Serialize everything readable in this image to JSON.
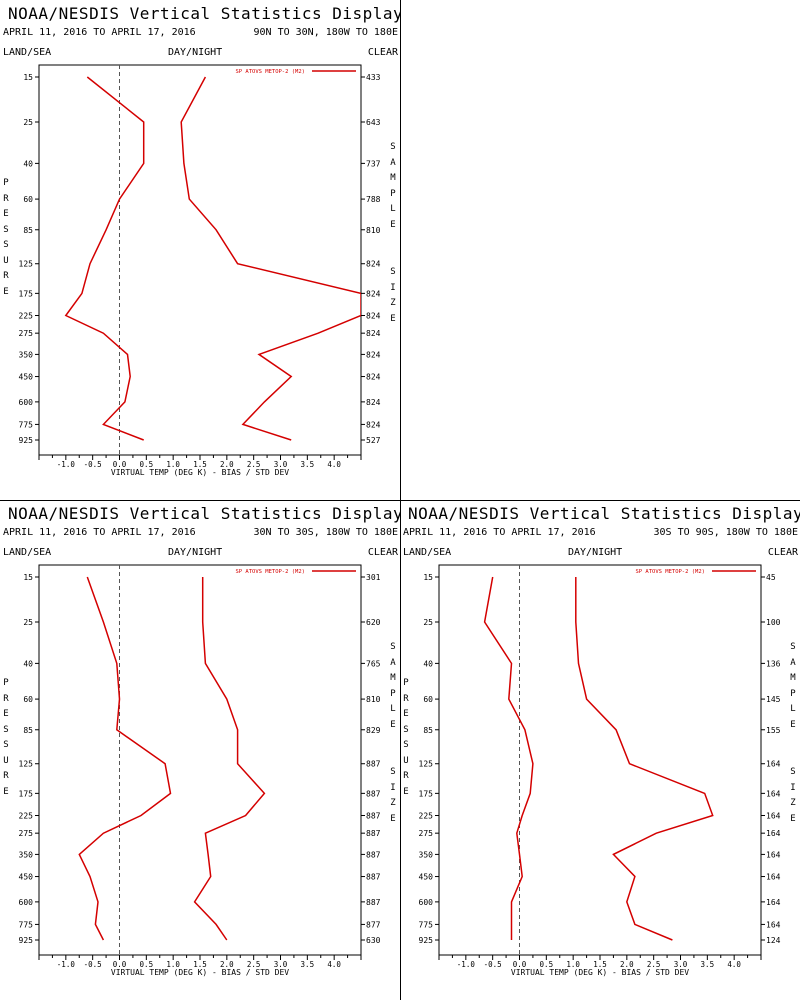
{
  "panels": [
    {
      "title": "NOAA/NESDIS Vertical Statistics Display",
      "date_range": "APRIL 11, 2016 TO APRIL 17, 2016",
      "region": "90N TO 30N, 180W TO 180E",
      "land_sea": "LAND/SEA",
      "day_night": "DAY/NIGHT",
      "clear": "CLEAR",
      "y_side_label": "PRESSURE",
      "sample_size_label": [
        "SAMPLE",
        "SIZE"
      ],
      "chart_data": {
        "type": "line",
        "xlabel": "VIRTUAL TEMP (DEG K) - BIAS / STD DEV",
        "xlim": [
          -1.5,
          4.5
        ],
        "x_ticks": [
          "-1.0",
          "-0.5",
          "0.0",
          "0.5",
          "1.0",
          "1.5",
          "2.0",
          "2.5",
          "3.0",
          "3.5",
          "4.0"
        ],
        "pressure_levels": [
          "15",
          "25",
          "40",
          "60",
          "85",
          "125",
          "175",
          "225",
          "275",
          "350",
          "450",
          "600",
          "775",
          "925"
        ],
        "sample_sizes": [
          "433",
          "643",
          "737",
          "788",
          "810",
          "824",
          "824",
          "824",
          "824",
          "824",
          "824",
          "824",
          "824",
          "527"
        ],
        "legend": {
          "label": "SP ATOVS METOP-2 (M2)",
          "position": "top-right"
        },
        "series": [
          {
            "name": "bias",
            "values": [
              -0.6,
              0.45,
              0.45,
              0.0,
              -0.25,
              -0.55,
              -0.7,
              -1.0,
              -0.3,
              0.15,
              0.2,
              0.1,
              -0.3,
              0.45
            ]
          },
          {
            "name": "std dev",
            "values": [
              1.6,
              1.15,
              1.2,
              1.3,
              1.8,
              2.2,
              4.5,
              4.5,
              3.7,
              2.6,
              3.2,
              2.7,
              2.3,
              3.2
            ]
          }
        ]
      }
    },
    {
      "title": "NOAA/NESDIS Vertical Statistics Display",
      "date_range": "APRIL 11, 2016 TO APRIL 17, 2016",
      "region": "30N TO 30S, 180W TO 180E",
      "land_sea": "LAND/SEA",
      "day_night": "DAY/NIGHT",
      "clear": "CLEAR",
      "y_side_label": "PRESSURE",
      "sample_size_label": [
        "SAMPLE",
        "SIZE"
      ],
      "chart_data": {
        "type": "line",
        "xlabel": "VIRTUAL TEMP (DEG K) - BIAS / STD DEV",
        "xlim": [
          -1.5,
          4.5
        ],
        "x_ticks": [
          "-1.0",
          "-0.5",
          "0.0",
          "0.5",
          "1.0",
          "1.5",
          "2.0",
          "2.5",
          "3.0",
          "3.5",
          "4.0"
        ],
        "pressure_levels": [
          "15",
          "25",
          "40",
          "60",
          "85",
          "125",
          "175",
          "225",
          "275",
          "350",
          "450",
          "600",
          "775",
          "925"
        ],
        "sample_sizes": [
          "301",
          "620",
          "765",
          "810",
          "829",
          "887",
          "887",
          "887",
          "887",
          "887",
          "887",
          "887",
          "877",
          "630"
        ],
        "legend": {
          "label": "SP ATOVS METOP-2 (M2)",
          "position": "top-right"
        },
        "series": [
          {
            "name": "bias",
            "values": [
              -0.6,
              -0.3,
              -0.05,
              0.0,
              -0.05,
              0.85,
              0.95,
              0.4,
              -0.3,
              -0.75,
              -0.55,
              -0.4,
              -0.45,
              -0.3
            ]
          },
          {
            "name": "std dev",
            "values": [
              1.55,
              1.55,
              1.6,
              2.0,
              2.2,
              2.2,
              2.7,
              2.35,
              1.6,
              1.65,
              1.7,
              1.4,
              1.8,
              2.0
            ]
          }
        ]
      }
    },
    {
      "title": "NOAA/NESDIS Vertical Statistics Display",
      "date_range": "APRIL 11, 2016 TO APRIL 17, 2016",
      "region": "30S TO 90S, 180W TO 180E",
      "land_sea": "LAND/SEA",
      "day_night": "DAY/NIGHT",
      "clear": "CLEAR",
      "y_side_label": "PRESSURE",
      "sample_size_label": [
        "SAMPLE",
        "SIZE"
      ],
      "chart_data": {
        "type": "line",
        "xlabel": "VIRTUAL TEMP (DEG K) - BIAS / STD DEV",
        "xlim": [
          -1.5,
          4.5
        ],
        "x_ticks": [
          "-1.0",
          "-0.5",
          "0.0",
          "0.5",
          "1.0",
          "1.5",
          "2.0",
          "2.5",
          "3.0",
          "3.5",
          "4.0"
        ],
        "pressure_levels": [
          "15",
          "25",
          "40",
          "60",
          "85",
          "125",
          "175",
          "225",
          "275",
          "350",
          "450",
          "600",
          "775",
          "925"
        ],
        "sample_sizes": [
          "45",
          "100",
          "136",
          "145",
          "155",
          "164",
          "164",
          "164",
          "164",
          "164",
          "164",
          "164",
          "164",
          "124"
        ],
        "legend": {
          "label": "SP ATOVS METOP-2 (M2)",
          "position": "top-right"
        },
        "series": [
          {
            "name": "bias",
            "values": [
              -0.5,
              -0.65,
              -0.15,
              -0.2,
              0.1,
              0.25,
              0.2,
              0.05,
              -0.05,
              0.0,
              0.05,
              -0.15,
              -0.15,
              -0.15
            ]
          },
          {
            "name": "std dev",
            "values": [
              1.05,
              1.05,
              1.1,
              1.25,
              1.8,
              2.05,
              3.45,
              3.6,
              2.55,
              1.75,
              2.15,
              2.0,
              2.15,
              2.85
            ]
          }
        ]
      }
    }
  ]
}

Your task. Search the data above for the word "region", then gather each line in which it appears.

Response to this exercise.
      "region": "90N TO 30N, 180W TO 180E",
      "region": "30N TO 30S, 180W TO 180E",
      "region": "30S TO 90S, 180W TO 180E",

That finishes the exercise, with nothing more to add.